**GIVEN REQUEST**:
Find the word "color" in the material below and gather every line that contains it.
--- begin MATERIAL FOR THE TASK ---
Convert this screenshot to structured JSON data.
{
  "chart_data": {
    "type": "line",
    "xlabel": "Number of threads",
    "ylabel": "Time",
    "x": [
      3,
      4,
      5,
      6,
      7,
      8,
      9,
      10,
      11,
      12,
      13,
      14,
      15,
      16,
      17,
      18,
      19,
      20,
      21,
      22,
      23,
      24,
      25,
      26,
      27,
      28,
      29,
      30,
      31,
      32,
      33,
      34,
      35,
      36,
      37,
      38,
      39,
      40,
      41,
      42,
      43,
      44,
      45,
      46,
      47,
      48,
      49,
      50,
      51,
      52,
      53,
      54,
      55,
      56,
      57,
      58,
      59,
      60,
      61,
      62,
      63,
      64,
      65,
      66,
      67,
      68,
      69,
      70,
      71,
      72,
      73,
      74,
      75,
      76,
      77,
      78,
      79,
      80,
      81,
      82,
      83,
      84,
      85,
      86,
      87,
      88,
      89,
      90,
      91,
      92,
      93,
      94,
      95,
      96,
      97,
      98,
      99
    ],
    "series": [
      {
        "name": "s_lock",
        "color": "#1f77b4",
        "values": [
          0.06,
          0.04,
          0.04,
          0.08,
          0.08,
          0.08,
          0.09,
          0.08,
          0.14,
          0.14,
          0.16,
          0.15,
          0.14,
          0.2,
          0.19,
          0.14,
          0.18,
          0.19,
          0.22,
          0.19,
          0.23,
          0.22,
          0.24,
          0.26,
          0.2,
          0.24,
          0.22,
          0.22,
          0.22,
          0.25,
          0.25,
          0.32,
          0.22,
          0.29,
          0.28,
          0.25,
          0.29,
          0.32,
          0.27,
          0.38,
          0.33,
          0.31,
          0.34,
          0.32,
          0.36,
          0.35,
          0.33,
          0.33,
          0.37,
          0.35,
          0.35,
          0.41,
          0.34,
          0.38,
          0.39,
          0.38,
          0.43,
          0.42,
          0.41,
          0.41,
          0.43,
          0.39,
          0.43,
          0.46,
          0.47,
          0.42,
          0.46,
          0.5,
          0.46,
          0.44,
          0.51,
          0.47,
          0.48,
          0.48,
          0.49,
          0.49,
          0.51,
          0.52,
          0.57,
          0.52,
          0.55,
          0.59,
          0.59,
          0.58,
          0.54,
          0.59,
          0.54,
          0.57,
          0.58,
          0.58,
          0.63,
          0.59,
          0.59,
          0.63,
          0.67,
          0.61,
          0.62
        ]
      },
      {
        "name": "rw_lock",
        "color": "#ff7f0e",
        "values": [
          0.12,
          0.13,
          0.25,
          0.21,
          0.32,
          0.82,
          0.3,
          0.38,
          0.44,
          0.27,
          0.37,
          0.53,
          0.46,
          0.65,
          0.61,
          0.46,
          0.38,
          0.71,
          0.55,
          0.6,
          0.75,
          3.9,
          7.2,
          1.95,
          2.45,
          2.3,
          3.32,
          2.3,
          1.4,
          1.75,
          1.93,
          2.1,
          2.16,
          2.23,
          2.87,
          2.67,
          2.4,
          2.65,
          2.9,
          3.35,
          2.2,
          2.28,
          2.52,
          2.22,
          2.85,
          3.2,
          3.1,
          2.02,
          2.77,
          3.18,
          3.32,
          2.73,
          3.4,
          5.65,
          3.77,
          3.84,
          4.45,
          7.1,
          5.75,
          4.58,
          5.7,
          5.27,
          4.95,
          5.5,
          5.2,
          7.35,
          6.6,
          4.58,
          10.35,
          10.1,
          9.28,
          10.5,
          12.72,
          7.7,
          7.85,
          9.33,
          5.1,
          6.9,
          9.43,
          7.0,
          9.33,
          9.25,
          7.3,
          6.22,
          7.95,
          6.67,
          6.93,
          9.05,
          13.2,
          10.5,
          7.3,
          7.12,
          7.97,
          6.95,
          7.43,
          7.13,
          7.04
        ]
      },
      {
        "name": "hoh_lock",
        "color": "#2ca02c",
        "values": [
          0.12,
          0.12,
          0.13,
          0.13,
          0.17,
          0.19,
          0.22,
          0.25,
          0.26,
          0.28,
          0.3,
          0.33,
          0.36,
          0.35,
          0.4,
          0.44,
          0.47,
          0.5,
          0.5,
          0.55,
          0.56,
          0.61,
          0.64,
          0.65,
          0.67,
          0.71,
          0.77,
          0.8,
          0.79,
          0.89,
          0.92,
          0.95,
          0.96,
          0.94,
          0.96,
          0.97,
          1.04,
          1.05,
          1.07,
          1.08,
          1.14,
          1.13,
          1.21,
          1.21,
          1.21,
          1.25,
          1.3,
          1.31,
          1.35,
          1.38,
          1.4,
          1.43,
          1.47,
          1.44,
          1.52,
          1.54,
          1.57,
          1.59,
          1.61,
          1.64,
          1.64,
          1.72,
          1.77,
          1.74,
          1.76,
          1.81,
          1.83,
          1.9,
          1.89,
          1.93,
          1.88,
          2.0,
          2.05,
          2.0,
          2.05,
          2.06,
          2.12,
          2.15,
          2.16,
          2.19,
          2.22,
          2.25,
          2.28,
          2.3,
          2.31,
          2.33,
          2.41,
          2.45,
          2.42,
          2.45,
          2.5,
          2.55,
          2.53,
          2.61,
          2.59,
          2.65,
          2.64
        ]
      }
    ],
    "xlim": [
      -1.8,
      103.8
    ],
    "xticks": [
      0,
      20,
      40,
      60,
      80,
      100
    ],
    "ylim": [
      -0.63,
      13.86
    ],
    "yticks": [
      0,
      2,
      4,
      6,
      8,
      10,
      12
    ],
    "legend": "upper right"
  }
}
--- end MATERIAL FOR THE TASK ---
**WORKED SOLUTION**:
        "color": "#1f77b4",
        "color": "#ff7f0e",
        "color": "#2ca02c",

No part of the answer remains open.